[Part of a data file]

########

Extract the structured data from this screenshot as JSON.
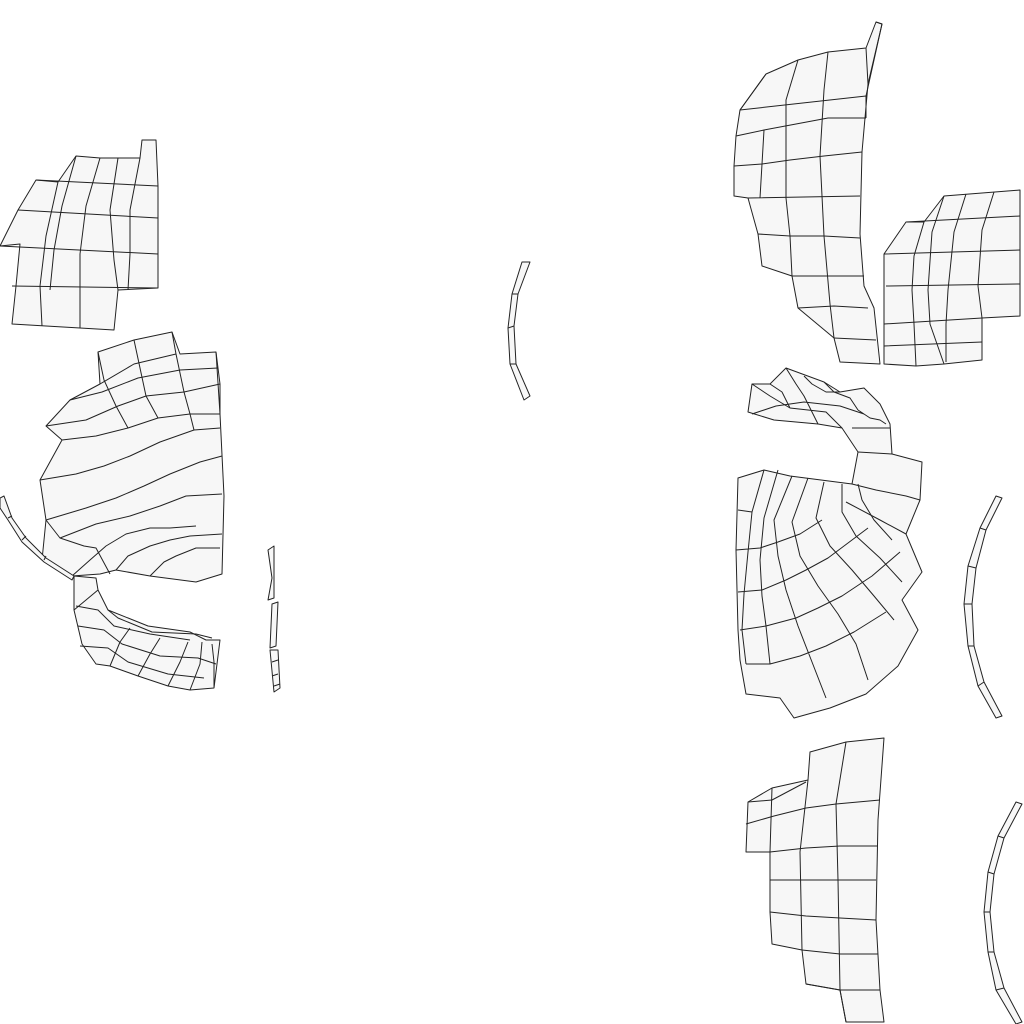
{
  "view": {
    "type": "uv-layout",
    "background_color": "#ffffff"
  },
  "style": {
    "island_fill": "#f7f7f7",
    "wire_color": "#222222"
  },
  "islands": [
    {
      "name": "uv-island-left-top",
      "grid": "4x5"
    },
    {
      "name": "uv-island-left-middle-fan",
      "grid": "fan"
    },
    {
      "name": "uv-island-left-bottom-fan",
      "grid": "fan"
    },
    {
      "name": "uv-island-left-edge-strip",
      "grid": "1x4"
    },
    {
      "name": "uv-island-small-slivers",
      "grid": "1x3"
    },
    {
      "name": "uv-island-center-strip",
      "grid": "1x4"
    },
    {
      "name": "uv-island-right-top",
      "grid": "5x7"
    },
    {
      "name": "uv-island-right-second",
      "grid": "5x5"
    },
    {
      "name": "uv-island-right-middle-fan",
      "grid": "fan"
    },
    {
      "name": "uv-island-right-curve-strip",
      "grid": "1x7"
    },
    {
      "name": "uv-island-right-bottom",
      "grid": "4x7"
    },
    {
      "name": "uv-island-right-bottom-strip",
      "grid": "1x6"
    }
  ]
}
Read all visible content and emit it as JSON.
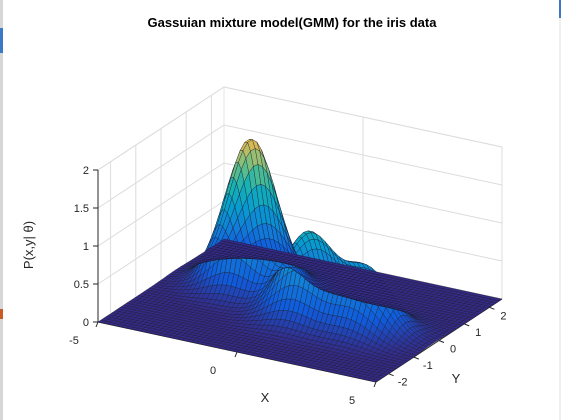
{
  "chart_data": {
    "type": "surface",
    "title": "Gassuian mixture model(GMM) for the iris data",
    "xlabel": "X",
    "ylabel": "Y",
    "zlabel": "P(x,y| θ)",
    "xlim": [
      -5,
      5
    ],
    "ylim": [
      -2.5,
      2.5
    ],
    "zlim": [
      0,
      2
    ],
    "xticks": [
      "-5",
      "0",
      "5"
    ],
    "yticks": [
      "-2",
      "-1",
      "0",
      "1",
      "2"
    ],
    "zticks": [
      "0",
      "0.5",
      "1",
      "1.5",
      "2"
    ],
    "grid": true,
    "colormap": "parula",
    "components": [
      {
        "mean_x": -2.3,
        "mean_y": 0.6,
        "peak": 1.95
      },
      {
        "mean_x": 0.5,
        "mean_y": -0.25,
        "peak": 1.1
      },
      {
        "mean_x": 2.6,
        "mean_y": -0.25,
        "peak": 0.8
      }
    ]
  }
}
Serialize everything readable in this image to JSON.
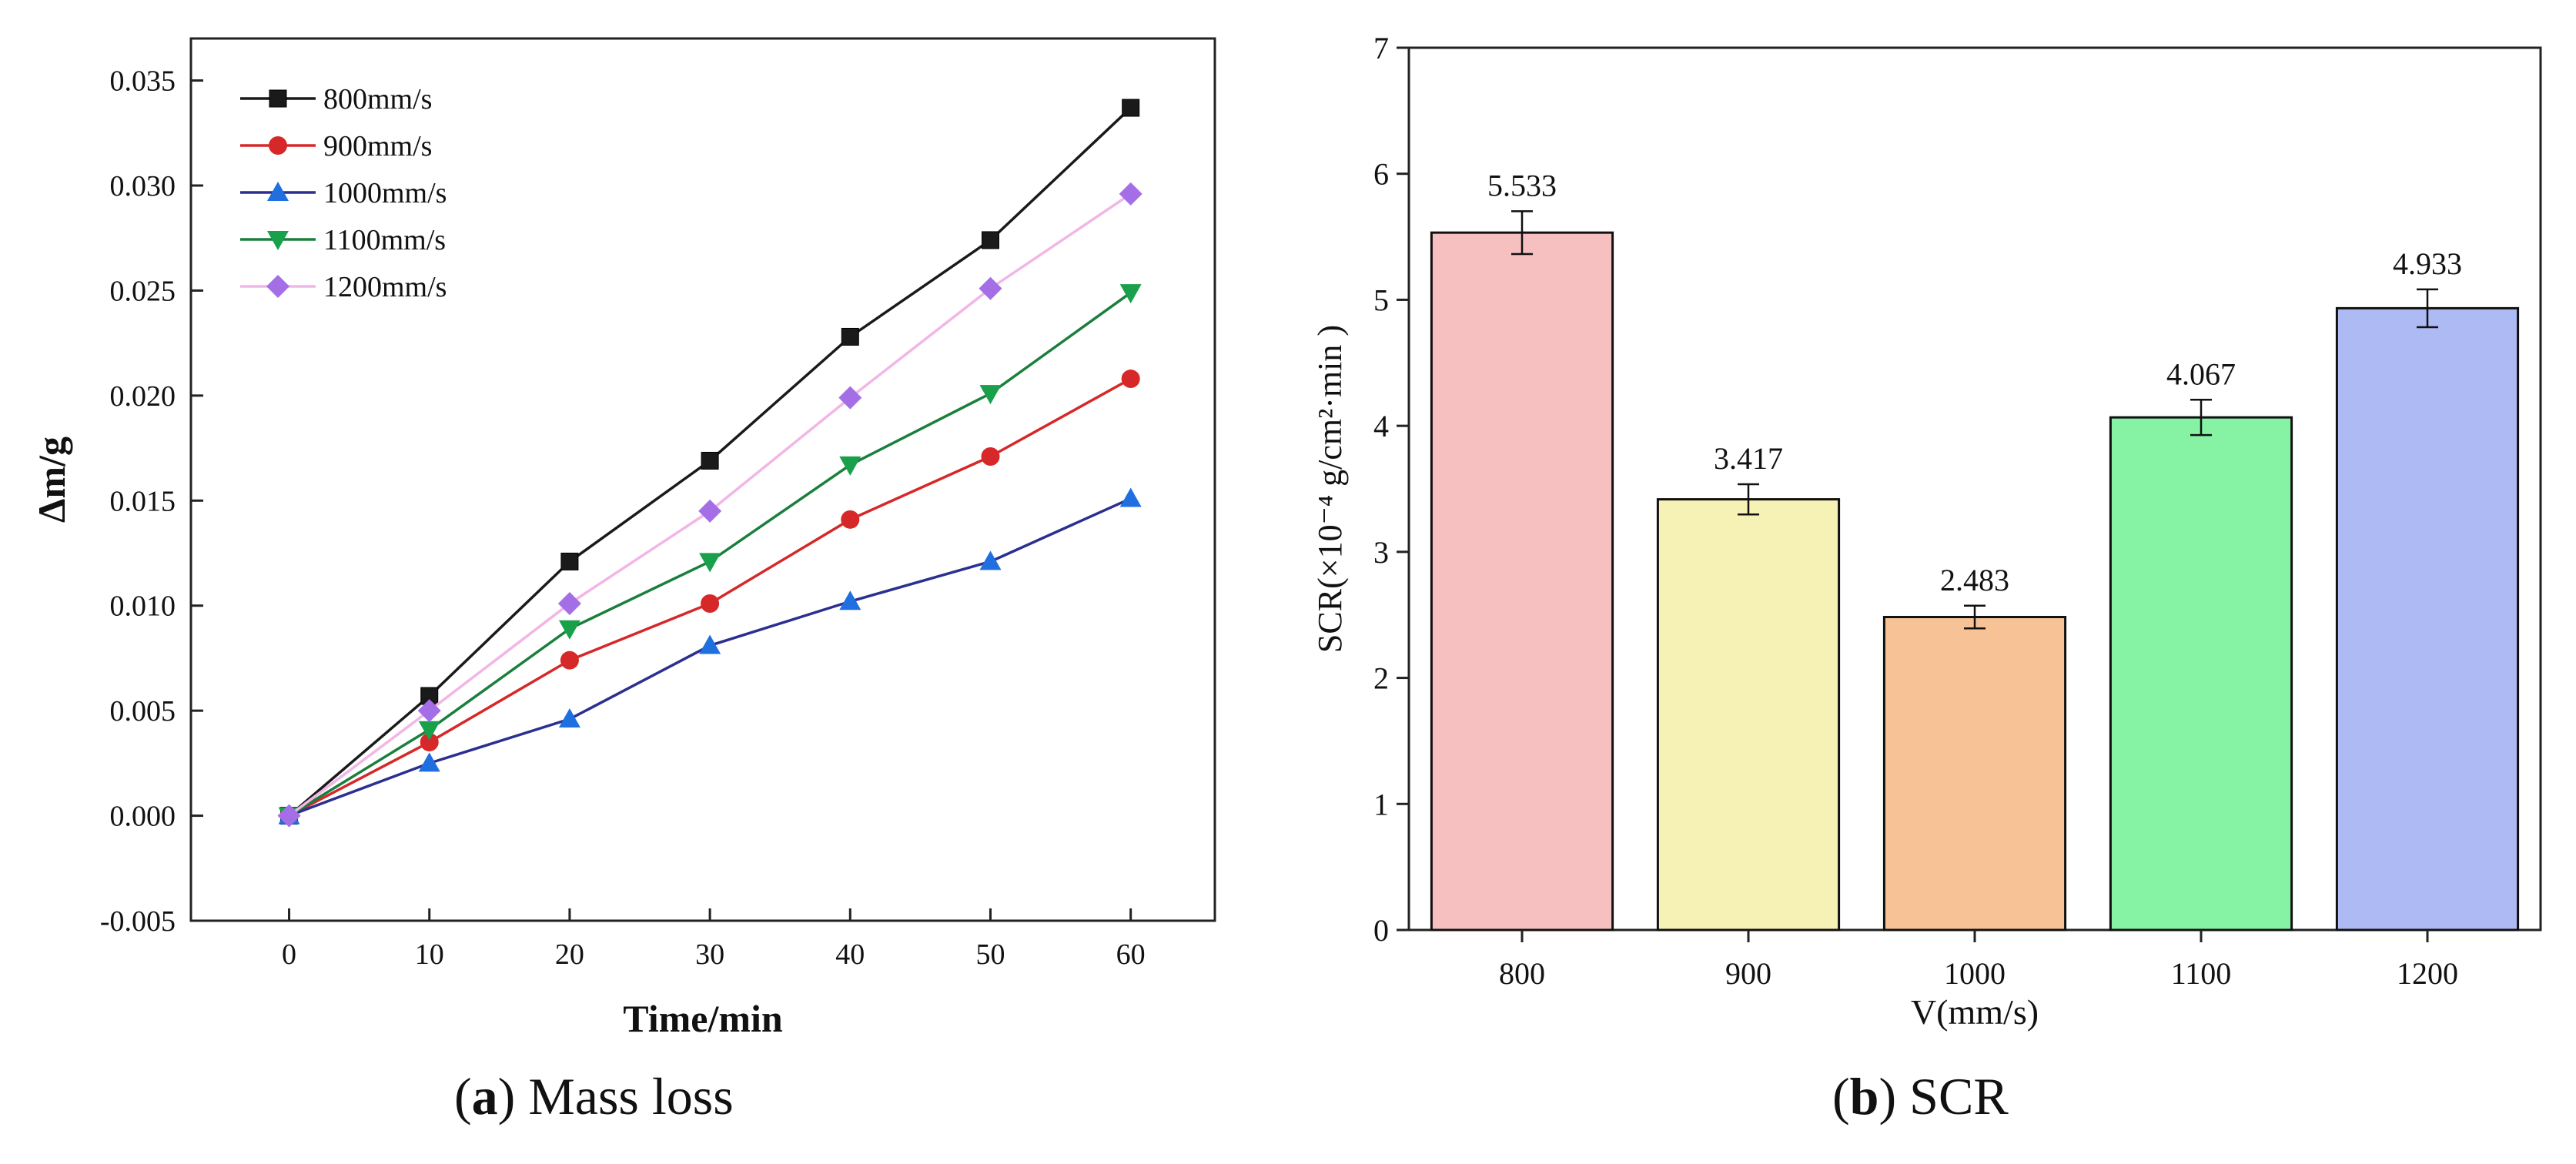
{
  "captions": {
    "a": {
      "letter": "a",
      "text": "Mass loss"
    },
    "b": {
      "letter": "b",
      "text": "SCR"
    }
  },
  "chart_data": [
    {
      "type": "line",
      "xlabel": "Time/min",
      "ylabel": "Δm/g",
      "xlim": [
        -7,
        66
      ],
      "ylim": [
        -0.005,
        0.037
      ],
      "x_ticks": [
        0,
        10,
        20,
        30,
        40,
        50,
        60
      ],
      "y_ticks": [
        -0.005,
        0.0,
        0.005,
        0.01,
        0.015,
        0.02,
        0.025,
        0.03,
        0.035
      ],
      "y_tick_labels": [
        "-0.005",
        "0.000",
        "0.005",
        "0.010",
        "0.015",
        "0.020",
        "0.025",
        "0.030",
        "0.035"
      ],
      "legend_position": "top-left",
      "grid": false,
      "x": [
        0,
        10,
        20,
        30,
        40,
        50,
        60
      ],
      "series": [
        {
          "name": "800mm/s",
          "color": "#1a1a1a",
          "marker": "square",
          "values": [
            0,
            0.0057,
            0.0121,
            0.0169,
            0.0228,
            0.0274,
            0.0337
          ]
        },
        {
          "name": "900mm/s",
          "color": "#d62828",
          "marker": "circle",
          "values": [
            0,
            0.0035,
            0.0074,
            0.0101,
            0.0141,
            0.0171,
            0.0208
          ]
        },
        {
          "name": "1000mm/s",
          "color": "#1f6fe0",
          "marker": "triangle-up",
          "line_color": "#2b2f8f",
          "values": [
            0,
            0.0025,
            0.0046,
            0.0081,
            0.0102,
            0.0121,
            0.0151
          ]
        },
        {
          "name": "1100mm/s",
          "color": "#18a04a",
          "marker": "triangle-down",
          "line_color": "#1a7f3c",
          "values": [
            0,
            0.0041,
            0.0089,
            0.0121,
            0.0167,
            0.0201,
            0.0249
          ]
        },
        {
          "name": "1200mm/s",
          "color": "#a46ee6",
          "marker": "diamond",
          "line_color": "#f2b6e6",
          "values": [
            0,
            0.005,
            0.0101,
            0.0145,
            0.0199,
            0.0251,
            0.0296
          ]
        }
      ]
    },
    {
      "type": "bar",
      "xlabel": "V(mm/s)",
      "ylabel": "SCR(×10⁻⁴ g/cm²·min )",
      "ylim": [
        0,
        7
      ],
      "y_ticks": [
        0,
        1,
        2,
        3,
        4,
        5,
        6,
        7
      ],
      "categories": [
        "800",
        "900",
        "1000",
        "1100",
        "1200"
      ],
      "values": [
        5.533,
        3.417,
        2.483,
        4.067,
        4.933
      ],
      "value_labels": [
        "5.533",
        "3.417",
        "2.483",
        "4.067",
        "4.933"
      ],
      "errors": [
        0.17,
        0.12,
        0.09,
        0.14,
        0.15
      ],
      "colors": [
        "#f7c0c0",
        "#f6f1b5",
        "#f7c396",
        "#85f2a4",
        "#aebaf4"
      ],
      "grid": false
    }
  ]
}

########

● AIM
The answer is a single number: how many lines include the word "middle"?

● EXERCISE RESULT
2